> [Task directions]
Give the material once more, word for word, without any images.

> [Provided entries]

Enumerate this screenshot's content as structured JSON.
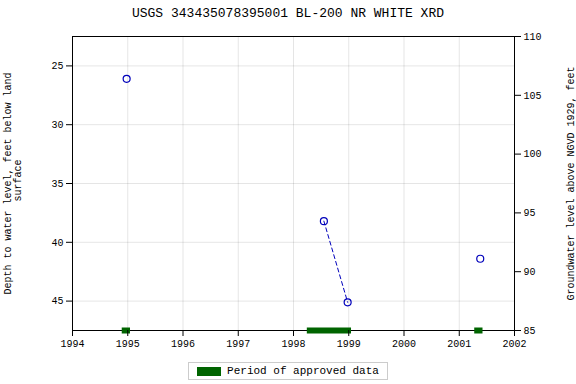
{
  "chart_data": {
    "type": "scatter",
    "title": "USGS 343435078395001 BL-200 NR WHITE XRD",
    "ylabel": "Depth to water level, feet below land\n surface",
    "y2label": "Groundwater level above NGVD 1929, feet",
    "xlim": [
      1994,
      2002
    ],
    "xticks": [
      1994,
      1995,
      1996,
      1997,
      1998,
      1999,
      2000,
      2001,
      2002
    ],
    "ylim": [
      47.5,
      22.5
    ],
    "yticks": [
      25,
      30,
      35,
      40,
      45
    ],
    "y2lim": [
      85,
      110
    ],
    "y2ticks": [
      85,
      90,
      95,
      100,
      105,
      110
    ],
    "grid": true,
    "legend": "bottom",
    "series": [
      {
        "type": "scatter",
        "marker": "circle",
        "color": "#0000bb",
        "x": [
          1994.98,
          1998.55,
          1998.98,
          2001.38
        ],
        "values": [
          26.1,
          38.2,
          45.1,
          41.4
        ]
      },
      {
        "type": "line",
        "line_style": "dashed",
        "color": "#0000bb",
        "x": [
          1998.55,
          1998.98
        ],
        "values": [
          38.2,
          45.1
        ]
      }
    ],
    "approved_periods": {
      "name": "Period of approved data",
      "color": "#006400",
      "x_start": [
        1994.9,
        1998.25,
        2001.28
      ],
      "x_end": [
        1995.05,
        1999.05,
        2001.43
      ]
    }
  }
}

> [Full response]
Enumerate this screenshot's content as structured JSON.
{
  "chart_data": {
    "type": "scatter",
    "title": "USGS 343435078395001 BL-200 NR WHITE XRD",
    "ylabel": "Depth to water level, feet below land\n surface",
    "y2label": "Groundwater level above NGVD 1929, feet",
    "xlim": [
      1994,
      2002
    ],
    "xticks": [
      1994,
      1995,
      1996,
      1997,
      1998,
      1999,
      2000,
      2001,
      2002
    ],
    "ylim": [
      47.5,
      22.5
    ],
    "yticks": [
      25,
      30,
      35,
      40,
      45
    ],
    "y2lim": [
      85,
      110
    ],
    "y2ticks": [
      85,
      90,
      95,
      100,
      105,
      110
    ],
    "grid": true,
    "legend": "bottom",
    "series": [
      {
        "type": "scatter",
        "marker": "circle",
        "color": "#0000bb",
        "x": [
          1994.98,
          1998.55,
          1998.98,
          2001.38
        ],
        "values": [
          26.1,
          38.2,
          45.1,
          41.4
        ]
      },
      {
        "type": "line",
        "line_style": "dashed",
        "color": "#0000bb",
        "x": [
          1998.55,
          1998.98
        ],
        "values": [
          38.2,
          45.1
        ]
      }
    ],
    "approved_periods": {
      "name": "Period of approved data",
      "color": "#006400",
      "x_start": [
        1994.9,
        1998.25,
        2001.28
      ],
      "x_end": [
        1995.05,
        1999.05,
        2001.43
      ]
    }
  }
}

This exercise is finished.